* WRITTEN INSTRUCTION *
Restate the entries word for word, omitting nothing.

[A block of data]
---*---
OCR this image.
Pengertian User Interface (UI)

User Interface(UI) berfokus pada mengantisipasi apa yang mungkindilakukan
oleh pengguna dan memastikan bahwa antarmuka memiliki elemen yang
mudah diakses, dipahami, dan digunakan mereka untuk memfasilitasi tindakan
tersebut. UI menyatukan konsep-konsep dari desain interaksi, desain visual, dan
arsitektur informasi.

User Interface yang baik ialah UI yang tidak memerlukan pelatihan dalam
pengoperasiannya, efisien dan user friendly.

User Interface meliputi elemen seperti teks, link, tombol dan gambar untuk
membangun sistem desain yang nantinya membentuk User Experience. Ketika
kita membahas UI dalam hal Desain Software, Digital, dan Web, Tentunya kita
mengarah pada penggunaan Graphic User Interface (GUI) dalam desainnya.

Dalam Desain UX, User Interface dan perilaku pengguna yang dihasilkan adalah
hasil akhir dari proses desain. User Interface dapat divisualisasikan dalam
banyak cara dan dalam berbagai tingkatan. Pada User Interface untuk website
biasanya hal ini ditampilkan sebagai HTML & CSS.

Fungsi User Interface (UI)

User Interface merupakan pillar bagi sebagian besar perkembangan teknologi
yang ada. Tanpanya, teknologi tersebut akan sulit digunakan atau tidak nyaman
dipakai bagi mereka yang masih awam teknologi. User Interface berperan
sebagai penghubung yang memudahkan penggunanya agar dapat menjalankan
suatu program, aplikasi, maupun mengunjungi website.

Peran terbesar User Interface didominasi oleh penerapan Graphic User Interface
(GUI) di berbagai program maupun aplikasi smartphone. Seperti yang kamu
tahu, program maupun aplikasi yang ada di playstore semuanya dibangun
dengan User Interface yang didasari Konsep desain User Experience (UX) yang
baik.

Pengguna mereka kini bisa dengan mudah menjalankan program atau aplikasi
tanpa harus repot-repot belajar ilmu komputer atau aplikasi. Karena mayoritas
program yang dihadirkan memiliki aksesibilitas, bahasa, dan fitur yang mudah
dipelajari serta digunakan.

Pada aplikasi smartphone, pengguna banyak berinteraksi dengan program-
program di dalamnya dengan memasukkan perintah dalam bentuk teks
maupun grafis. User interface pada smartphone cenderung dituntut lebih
---*---
* REPLY *
OCR this image.
Pengertian User Interface (UI)

User Interface(UI) berfokus pada mengantisipasi apa yang mungkindilakukan
oleh pengguna dan memastikan bahwa antarmuka memiliki elemen yang
mudah diakses, dipahami, dan digunakan mereka untuk memfasilitasi tindakan
tersebut. UI menyatukan konsep-konsep dari desain interaksi, desain visual, dan
arsitektur informasi.

User Interface yang baik ialah UI yang tidak memerlukan pelatihan dalam
pengoperasiannya, efisien dan user friendly.

User Interface meliputi elemen seperti teks, link, tombol dan gambar untuk
membangun sistem desain yang nantinya membentuk User Experience. Ketika
kita membahas UI dalam hal Desain Software, Digital, dan Web, Tentunya kita
mengarah pada penggunaan Graphic User Interface (GUI) dalam desainnya.

Dalam Desain UX, User Interface dan perilaku pengguna yang dihasilkan adalah
hasil akhir dari proses desain. User Interface dapat divisualisasikan dalam
banyak cara dan dalam berbagai tingkatan. Pada User Interface untuk website
biasanya hal ini ditampilkan sebagai HTML & CSS.

Fungsi User Interface (UI)

User Interface merupakan pillar bagi sebagian besar perkembangan teknologi
yang ada. Tanpanya, teknologi tersebut akan sulit digunakan atau tidak nyaman
dipakai bagi mereka yang masih awam teknologi. User Interface berperan
sebagai penghubung yang memudahkan penggunanya agar dapat menjalankan
suatu program, aplikasi, maupun mengunjungi website.

Peran terbesar User Interface didominasi oleh penerapan Graphic User Interface
(GUI) di berbagai program maupun aplikasi smartphone. Seperti yang kamu
tahu, program maupun aplikasi yang ada di playstore semuanya dibangun
dengan User Interface yang didasari Konsep desain User Experience (UX) yang
baik.

Pengguna mereka kini bisa dengan mudah menjalankan program atau aplikasi
tanpa harus repot-repot belajar ilmu komputer atau aplikasi. Karena mayoritas
program yang dihadirkan memiliki aksesibilitas, bahasa, dan fitur yang mudah
dipelajari serta digunakan.

Pada aplikasi smartphone, pengguna banyak berinteraksi dengan program-
program di dalamnya dengan memasukkan perintah dalam bentuk teks
maupun grafis. User interface pada smartphone cenderung dituntut lebih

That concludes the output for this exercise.